[Listed records]
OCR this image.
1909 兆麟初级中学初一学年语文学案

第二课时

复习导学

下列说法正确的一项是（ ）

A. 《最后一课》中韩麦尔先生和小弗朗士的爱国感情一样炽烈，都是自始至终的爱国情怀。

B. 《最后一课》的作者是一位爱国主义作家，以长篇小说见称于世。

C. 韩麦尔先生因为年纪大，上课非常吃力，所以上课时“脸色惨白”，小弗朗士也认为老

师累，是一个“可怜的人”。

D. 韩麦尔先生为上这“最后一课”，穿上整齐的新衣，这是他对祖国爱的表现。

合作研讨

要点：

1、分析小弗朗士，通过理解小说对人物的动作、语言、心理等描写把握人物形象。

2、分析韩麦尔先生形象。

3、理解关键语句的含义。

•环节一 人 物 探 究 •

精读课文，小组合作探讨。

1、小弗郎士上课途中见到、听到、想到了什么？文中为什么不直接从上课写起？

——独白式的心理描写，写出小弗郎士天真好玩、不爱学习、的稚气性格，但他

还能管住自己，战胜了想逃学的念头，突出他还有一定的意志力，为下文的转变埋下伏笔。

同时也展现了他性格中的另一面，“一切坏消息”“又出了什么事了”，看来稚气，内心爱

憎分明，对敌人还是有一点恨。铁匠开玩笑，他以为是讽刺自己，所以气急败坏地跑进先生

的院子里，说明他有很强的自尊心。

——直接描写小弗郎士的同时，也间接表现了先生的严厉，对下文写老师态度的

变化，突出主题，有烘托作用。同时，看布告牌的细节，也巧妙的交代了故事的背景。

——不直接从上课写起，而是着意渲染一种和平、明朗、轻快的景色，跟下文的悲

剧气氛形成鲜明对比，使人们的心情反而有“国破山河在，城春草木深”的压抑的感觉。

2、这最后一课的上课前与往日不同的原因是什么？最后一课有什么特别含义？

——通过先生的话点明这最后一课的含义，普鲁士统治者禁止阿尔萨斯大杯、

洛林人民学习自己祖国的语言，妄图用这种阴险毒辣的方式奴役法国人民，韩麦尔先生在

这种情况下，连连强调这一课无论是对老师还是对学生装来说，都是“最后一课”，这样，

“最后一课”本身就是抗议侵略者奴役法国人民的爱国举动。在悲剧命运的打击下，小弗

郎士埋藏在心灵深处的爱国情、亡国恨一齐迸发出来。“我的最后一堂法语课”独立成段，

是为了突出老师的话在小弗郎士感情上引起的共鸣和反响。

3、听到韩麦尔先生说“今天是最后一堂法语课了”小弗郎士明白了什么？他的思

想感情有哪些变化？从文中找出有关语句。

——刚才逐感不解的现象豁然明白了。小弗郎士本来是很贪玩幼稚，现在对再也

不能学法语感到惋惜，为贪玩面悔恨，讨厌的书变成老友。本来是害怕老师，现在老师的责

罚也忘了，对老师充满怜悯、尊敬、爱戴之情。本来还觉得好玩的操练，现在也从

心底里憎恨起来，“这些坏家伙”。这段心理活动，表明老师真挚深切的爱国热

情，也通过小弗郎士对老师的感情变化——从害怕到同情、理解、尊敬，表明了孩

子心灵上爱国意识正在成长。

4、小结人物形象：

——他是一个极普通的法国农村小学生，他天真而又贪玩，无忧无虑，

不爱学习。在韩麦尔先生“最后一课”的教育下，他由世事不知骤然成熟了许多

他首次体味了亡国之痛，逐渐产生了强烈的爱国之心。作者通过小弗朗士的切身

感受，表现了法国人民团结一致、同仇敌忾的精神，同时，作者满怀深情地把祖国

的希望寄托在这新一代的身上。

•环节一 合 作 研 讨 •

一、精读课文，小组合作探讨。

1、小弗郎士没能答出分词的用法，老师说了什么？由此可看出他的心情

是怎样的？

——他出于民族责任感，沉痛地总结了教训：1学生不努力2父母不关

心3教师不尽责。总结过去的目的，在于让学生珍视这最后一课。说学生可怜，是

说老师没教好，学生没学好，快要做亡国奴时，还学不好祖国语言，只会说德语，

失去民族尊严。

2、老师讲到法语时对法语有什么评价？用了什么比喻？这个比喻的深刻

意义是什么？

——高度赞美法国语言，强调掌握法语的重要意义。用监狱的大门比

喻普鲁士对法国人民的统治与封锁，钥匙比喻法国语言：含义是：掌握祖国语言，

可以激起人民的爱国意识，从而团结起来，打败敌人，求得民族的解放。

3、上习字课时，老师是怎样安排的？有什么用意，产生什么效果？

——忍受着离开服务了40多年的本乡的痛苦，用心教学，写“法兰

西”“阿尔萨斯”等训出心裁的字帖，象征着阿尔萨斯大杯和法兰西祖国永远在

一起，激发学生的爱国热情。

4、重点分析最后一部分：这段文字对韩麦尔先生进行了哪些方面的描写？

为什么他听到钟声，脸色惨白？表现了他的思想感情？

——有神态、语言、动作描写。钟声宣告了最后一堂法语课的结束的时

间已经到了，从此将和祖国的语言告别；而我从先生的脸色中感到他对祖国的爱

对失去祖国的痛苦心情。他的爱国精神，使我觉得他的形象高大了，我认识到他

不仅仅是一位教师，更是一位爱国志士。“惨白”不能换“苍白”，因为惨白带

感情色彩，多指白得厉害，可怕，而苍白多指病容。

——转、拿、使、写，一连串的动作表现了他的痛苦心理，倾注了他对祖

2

[Task statement]
Copy out all of the lines above exactly.

[Finished task]
OCR this image.
1909 兆麟初级中学初一学年语文学案

第二课时

复习导学

下列说法正确的一项是（ ）

A. 《最后一课》中韩麦尔先生和小弗朗士的爱国感情一样炽烈，都是自始至终的爱国情怀。

B. 《最后一课》的作者是一位爱国主义作家，以长篇小说见称于世。

C. 韩麦尔先生因为年纪大，上课非常吃力，所以上课时“脸色惨白”，小弗朗士也认为老

师累，是一个“可怜的人”。

D. 韩麦尔先生为上这“最后一课”，穿上整齐的新衣，这是他对祖国爱的表现。

合作研讨

要点：

1、分析小弗朗士，通过理解小说对人物的动作、语言、心理等描写把握人物形象。

2、分析韩麦尔先生形象。

3、理解关键语句的含义。

•环节一 人 物 探 究 •

精读课文，小组合作探讨。

1、小弗郎士上课途中见到、听到、想到了什么？文中为什么不直接从上课写起？

——独白式的心理描写，写出小弗郎士天真好玩、不爱学习、的稚气性格，但他

还能管住自己，战胜了想逃学的念头，突出他还有一定的意志力，为下文的转变埋下伏笔。

同时也展现了他性格中的另一面，“一切坏消息”“又出了什么事了”，看来稚气，内心爱

憎分明，对敌人还是有一点恨。铁匠开玩笑，他以为是讽刺自己，所以气急败坏地跑进先生

的院子里，说明他有很强的自尊心。

——直接描写小弗郎士的同时，也间接表现了先生的严厉，对下文写老师态度的

变化，突出主题，有烘托作用。同时，看布告牌的细节，也巧妙的交代了故事的背景。

——不直接从上课写起，而是着意渲染一种和平、明朗、轻快的景色，跟下文的悲

剧气氛形成鲜明对比，使人们的心情反而有“国破山河在，城春草木深”的压抑的感觉。

2、这最后一课的上课前与往日不同的原因是什么？最后一课有什么特别含义？

——通过先生的话点明这最后一课的含义，普鲁士统治者禁止阿尔萨斯大杯、

洛林人民学习自己祖国的语言，妄图用这种阴险毒辣的方式奴役法国人民，韩麦尔先生在

这种情况下，连连强调这一课无论是对老师还是对学生装来说，都是“最后一课”，这样，

“最后一课”本身就是抗议侵略者奴役法国人民的爱国举动。在悲剧命运的打击下，小弗

郎士埋藏在心灵深处的爱国情、亡国恨一齐迸发出来。“我的最后一堂法语课”独立成段，

是为了突出老师的话在小弗郎士感情上引起的共鸣和反响。

3、听到韩麦尔先生说“今天是最后一堂法语课了”小弗郎士明白了什么？他的思

想感情有哪些变化？从文中找出有关语句。

——刚才逐感不解的现象豁然明白了。小弗郎士本来是很贪玩幼稚，现在对再也

不能学法语感到惋惜，为贪玩面悔恨，讨厌的书变成老友。本来是害怕老师，现在老师的责

罚也忘了，对老师充满怜悯、尊敬、爱戴之情。本来还觉得好玩的操练，现在也从

心底里憎恨起来，“这些坏家伙”。这段心理活动，表明老师真挚深切的爱国热

情，也通过小弗郎士对老师的感情变化——从害怕到同情、理解、尊敬，表明了孩

子心灵上爱国意识正在成长。

4、小结人物形象：

——他是一个极普通的法国农村小学生，他天真而又贪玩，无忧无虑，

不爱学习。在韩麦尔先生“最后一课”的教育下，他由世事不知骤然成熟了许多

他首次体味了亡国之痛，逐渐产生了强烈的爱国之心。作者通过小弗朗士的切身

感受，表现了法国人民团结一致、同仇敌忾的精神，同时，作者满怀深情地把祖国

的希望寄托在这新一代的身上。

•环节一 合 作 研 讨 •

一、精读课文，小组合作探讨。

1、小弗郎士没能答出分词的用法，老师说了什么？由此可看出他的心情

是怎样的？

——他出于民族责任感，沉痛地总结了教训：1学生不努力2父母不关

心3教师不尽责。总结过去的目的，在于让学生珍视这最后一课。说学生可怜，是

说老师没教好，学生没学好，快要做亡国奴时，还学不好祖国语言，只会说德语，

失去民族尊严。

2、老师讲到法语时对法语有什么评价？用了什么比喻？这个比喻的深刻

意义是什么？

——高度赞美法国语言，强调掌握法语的重要意义。用监狱的大门比

喻普鲁士对法国人民的统治与封锁，钥匙比喻法国语言：含义是：掌握祖国语言，

可以激起人民的爱国意识，从而团结起来，打败敌人，求得民族的解放。

3、上习字课时，老师是怎样安排的？有什么用意，产生什么效果？

——忍受着离开服务了40多年的本乡的痛苦，用心教学，写“法兰

西”“阿尔萨斯”等训出心裁的字帖，象征着阿尔萨斯大杯和法兰西祖国永远在

一起，激发学生的爱国热情。

4、重点分析最后一部分：这段文字对韩麦尔先生进行了哪些方面的描写？

为什么他听到钟声，脸色惨白？表现了他的思想感情？

——有神态、语言、动作描写。钟声宣告了最后一堂法语课的结束的时

间已经到了，从此将和祖国的语言告别；而我从先生的脸色中感到他对祖国的爱

对失去祖国的痛苦心情。他的爱国精神，使我觉得他的形象高大了，我认识到他

不仅仅是一位教师，更是一位爱国志士。“惨白”不能换“苍白”，因为惨白带

感情色彩，多指白得厉害，可怕，而苍白多指病容。

——转、拿、使、写，一连串的动作表现了他的痛苦心理，倾注了他对祖

2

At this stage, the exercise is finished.